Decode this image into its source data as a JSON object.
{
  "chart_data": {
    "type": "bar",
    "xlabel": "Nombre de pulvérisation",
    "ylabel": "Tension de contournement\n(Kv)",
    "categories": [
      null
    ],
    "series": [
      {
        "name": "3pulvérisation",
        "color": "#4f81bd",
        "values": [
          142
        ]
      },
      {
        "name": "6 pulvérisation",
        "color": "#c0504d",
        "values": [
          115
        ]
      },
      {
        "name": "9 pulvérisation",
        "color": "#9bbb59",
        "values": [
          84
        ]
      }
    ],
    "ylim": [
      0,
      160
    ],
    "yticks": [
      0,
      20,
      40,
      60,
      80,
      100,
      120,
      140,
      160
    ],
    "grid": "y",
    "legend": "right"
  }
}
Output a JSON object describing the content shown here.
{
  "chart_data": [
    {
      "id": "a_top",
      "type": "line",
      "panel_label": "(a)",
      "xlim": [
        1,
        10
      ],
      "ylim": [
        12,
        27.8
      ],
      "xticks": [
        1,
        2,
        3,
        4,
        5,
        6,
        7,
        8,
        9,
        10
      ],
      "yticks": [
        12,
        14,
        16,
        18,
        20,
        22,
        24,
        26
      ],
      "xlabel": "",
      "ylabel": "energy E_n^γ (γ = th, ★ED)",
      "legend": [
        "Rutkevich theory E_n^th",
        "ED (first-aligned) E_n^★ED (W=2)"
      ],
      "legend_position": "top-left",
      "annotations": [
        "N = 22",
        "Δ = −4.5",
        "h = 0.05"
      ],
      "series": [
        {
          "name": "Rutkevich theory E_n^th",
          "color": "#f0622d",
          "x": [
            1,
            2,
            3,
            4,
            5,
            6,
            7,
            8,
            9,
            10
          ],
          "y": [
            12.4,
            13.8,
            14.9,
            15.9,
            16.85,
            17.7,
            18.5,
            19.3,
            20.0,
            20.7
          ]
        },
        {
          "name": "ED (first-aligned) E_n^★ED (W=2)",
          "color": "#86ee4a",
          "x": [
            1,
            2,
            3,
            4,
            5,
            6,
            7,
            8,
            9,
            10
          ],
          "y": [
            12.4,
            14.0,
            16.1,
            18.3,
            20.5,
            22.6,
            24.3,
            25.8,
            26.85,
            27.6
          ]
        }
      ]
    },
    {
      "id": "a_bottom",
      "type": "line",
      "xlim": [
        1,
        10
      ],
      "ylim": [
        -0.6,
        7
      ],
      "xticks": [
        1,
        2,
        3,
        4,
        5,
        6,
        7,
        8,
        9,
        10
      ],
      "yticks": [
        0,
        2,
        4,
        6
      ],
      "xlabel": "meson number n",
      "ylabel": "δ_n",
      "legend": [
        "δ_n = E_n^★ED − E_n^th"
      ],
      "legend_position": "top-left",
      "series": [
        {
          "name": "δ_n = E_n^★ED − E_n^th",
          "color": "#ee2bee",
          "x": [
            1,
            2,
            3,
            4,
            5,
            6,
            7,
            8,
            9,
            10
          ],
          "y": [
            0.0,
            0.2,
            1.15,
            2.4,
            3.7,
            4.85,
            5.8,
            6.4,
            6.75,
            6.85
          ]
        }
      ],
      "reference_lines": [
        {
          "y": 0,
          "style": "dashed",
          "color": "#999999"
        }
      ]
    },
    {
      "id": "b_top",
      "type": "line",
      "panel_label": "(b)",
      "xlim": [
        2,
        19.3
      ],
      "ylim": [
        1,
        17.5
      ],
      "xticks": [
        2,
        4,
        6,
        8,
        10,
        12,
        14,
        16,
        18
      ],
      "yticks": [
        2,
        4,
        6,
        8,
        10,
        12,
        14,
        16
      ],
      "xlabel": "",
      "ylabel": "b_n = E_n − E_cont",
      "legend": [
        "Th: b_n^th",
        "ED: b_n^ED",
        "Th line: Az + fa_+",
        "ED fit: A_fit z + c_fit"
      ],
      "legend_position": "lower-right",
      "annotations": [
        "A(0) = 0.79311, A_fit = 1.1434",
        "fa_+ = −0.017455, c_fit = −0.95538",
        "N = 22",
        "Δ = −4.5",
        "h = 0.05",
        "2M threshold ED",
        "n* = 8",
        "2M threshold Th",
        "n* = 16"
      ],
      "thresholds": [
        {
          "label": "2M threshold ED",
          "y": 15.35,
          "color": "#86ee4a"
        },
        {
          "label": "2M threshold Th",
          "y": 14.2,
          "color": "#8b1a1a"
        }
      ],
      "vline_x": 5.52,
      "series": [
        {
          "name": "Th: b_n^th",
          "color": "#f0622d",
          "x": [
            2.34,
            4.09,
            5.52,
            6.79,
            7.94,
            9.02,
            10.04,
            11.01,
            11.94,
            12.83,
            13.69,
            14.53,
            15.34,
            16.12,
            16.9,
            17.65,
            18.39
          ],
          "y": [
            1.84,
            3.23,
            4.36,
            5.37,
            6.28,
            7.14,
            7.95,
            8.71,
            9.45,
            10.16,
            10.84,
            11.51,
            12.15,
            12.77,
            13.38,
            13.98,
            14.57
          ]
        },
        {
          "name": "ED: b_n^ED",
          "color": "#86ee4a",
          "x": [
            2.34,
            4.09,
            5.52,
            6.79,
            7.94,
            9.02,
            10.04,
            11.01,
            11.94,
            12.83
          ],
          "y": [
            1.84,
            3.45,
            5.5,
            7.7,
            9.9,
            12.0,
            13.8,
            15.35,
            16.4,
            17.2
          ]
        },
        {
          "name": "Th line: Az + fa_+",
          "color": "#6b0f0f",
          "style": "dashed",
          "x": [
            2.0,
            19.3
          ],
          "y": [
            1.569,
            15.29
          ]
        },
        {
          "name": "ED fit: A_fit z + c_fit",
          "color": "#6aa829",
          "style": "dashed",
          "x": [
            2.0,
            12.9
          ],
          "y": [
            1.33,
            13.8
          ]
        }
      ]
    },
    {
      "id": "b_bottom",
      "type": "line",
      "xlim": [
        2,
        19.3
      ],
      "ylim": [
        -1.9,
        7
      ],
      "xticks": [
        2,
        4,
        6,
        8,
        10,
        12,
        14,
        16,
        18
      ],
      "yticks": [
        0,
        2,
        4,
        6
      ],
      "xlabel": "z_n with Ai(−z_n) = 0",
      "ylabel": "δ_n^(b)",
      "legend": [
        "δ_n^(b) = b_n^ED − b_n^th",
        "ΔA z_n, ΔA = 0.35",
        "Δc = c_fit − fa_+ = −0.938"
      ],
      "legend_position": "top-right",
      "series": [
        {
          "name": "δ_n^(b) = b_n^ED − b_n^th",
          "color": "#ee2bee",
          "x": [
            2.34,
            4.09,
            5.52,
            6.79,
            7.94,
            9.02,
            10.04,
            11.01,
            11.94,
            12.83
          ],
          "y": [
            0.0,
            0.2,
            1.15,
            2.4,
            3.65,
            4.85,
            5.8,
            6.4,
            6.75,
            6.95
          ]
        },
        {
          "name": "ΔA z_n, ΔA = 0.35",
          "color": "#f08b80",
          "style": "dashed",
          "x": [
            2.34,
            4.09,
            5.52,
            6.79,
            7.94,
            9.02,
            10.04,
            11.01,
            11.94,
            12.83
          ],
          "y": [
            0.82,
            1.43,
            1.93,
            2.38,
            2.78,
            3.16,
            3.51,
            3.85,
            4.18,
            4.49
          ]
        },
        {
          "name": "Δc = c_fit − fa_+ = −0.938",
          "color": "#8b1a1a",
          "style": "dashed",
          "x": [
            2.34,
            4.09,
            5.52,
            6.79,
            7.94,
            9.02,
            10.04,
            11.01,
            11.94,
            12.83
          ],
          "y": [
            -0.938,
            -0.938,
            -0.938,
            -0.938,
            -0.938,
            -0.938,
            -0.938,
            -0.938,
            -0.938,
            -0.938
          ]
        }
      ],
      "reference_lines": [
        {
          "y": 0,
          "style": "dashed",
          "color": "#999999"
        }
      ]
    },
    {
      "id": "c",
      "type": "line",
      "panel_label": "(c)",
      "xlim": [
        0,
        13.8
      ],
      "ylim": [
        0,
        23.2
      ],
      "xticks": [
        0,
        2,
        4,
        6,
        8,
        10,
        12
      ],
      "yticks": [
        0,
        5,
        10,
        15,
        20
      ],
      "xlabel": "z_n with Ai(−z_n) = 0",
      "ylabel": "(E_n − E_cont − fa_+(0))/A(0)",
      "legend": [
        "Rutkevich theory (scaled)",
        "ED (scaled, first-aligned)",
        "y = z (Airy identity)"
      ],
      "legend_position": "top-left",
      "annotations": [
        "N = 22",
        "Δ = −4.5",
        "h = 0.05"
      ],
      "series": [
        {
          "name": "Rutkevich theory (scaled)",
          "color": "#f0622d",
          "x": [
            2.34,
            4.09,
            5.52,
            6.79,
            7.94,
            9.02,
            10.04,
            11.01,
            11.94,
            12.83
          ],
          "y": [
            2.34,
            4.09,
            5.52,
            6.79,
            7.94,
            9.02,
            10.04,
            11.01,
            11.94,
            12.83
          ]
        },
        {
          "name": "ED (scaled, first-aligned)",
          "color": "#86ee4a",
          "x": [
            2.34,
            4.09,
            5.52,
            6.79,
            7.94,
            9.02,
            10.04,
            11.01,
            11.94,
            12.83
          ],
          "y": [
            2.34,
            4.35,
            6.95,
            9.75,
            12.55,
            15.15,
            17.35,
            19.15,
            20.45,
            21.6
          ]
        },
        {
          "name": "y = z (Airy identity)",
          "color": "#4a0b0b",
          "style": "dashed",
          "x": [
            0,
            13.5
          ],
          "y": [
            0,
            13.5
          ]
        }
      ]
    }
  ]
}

▬▬▬▬▬▬

• [EXERCISE DIRECTIONS]:
Extract each line holding the word "first" from the records.

• [FINAL RESULT]:
        "ED (first-aligned) E_n^★ED (W=2)"
          "name": "ED (first-aligned) E_n^★ED (W=2)",
        "ED (scaled, first-aligned)",
          "name": "ED (scaled, first-aligned)",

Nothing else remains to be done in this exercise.